→ **EXERCISE DESCRIPTION**
Pick out every line of the entries below where "screenshot" occurs, and copy those lines.
* BEGIN *
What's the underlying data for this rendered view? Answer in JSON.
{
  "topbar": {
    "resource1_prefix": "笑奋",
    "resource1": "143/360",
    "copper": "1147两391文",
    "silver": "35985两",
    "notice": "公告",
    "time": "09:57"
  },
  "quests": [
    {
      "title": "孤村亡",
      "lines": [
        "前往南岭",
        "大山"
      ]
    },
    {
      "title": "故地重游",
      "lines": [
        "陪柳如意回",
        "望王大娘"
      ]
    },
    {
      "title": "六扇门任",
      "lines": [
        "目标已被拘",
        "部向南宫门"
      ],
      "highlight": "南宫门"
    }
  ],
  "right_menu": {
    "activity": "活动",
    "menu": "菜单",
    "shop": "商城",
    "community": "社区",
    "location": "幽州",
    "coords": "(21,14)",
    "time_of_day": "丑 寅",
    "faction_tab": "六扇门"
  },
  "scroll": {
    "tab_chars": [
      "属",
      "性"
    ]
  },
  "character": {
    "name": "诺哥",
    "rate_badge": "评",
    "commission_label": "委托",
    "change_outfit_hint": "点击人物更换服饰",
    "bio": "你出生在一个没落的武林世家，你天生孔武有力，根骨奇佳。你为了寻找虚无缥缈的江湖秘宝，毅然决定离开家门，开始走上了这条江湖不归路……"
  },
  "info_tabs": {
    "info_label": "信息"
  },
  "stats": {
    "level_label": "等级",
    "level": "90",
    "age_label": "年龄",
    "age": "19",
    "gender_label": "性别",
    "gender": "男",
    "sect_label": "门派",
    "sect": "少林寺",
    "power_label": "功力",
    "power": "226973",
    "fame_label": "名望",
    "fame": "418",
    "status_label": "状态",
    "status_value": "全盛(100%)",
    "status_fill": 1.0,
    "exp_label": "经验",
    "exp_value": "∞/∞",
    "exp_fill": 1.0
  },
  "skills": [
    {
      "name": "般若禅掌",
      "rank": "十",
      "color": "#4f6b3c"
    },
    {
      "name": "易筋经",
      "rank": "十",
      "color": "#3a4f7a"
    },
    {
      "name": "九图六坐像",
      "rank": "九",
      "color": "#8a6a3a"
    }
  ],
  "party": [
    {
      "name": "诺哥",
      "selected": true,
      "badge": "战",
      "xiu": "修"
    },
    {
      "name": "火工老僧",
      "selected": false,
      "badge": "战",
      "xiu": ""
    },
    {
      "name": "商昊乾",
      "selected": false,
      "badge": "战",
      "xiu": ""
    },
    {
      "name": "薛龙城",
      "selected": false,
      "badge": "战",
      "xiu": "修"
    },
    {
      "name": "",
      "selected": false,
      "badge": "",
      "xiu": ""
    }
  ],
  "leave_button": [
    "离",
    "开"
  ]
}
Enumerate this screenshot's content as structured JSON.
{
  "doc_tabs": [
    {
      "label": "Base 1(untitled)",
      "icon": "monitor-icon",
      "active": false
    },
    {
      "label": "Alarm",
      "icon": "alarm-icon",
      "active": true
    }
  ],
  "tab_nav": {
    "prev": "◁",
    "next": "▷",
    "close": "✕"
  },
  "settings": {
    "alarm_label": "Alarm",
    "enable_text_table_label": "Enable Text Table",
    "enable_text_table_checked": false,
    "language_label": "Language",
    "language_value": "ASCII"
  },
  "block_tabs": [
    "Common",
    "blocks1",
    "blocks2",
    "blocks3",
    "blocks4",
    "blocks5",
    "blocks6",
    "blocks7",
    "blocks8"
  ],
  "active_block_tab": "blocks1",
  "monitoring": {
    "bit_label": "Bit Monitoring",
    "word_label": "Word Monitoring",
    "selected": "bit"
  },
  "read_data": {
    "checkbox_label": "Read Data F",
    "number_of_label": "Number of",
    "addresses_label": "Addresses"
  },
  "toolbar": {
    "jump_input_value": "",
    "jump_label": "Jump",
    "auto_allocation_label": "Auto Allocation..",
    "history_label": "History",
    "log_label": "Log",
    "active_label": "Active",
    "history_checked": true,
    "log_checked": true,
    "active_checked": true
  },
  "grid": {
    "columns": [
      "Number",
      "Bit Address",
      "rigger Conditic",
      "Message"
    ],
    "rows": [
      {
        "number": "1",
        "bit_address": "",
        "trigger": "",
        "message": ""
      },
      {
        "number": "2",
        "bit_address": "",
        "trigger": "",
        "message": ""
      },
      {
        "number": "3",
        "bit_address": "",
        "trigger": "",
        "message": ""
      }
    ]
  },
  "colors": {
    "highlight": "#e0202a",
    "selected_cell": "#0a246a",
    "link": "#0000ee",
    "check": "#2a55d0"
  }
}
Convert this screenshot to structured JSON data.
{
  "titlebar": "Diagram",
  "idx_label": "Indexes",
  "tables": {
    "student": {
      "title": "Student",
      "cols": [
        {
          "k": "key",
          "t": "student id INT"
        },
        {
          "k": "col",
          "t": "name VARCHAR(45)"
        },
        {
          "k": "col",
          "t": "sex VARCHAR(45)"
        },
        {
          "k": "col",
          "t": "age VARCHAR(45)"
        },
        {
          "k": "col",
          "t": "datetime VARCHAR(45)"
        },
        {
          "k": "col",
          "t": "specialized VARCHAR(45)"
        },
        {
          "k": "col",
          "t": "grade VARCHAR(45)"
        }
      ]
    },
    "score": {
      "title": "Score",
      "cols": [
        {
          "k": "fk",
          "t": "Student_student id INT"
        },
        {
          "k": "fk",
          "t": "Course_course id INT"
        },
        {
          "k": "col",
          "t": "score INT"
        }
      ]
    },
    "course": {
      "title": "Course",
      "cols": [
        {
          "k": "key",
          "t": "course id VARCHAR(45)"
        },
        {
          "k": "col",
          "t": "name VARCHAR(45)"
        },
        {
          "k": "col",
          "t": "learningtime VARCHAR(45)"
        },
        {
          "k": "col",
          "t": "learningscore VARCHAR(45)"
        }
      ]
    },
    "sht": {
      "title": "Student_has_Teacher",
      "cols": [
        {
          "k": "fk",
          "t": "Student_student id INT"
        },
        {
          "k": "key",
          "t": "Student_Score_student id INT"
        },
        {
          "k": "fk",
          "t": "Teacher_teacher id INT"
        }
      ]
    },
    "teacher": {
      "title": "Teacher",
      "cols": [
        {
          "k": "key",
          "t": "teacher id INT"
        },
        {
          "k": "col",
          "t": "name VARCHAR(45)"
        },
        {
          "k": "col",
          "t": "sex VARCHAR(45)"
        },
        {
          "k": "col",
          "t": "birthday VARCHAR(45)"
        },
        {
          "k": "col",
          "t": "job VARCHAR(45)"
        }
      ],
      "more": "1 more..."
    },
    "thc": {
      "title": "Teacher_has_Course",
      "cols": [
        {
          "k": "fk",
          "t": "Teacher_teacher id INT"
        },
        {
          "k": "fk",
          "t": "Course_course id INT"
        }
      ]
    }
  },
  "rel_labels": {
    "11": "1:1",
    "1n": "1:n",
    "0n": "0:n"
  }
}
* END *
→ **SOLUTION TO THIS EXERCISE**
Enumerate this screenshot's content as structured JSON.
Convert this screenshot to structured JSON data.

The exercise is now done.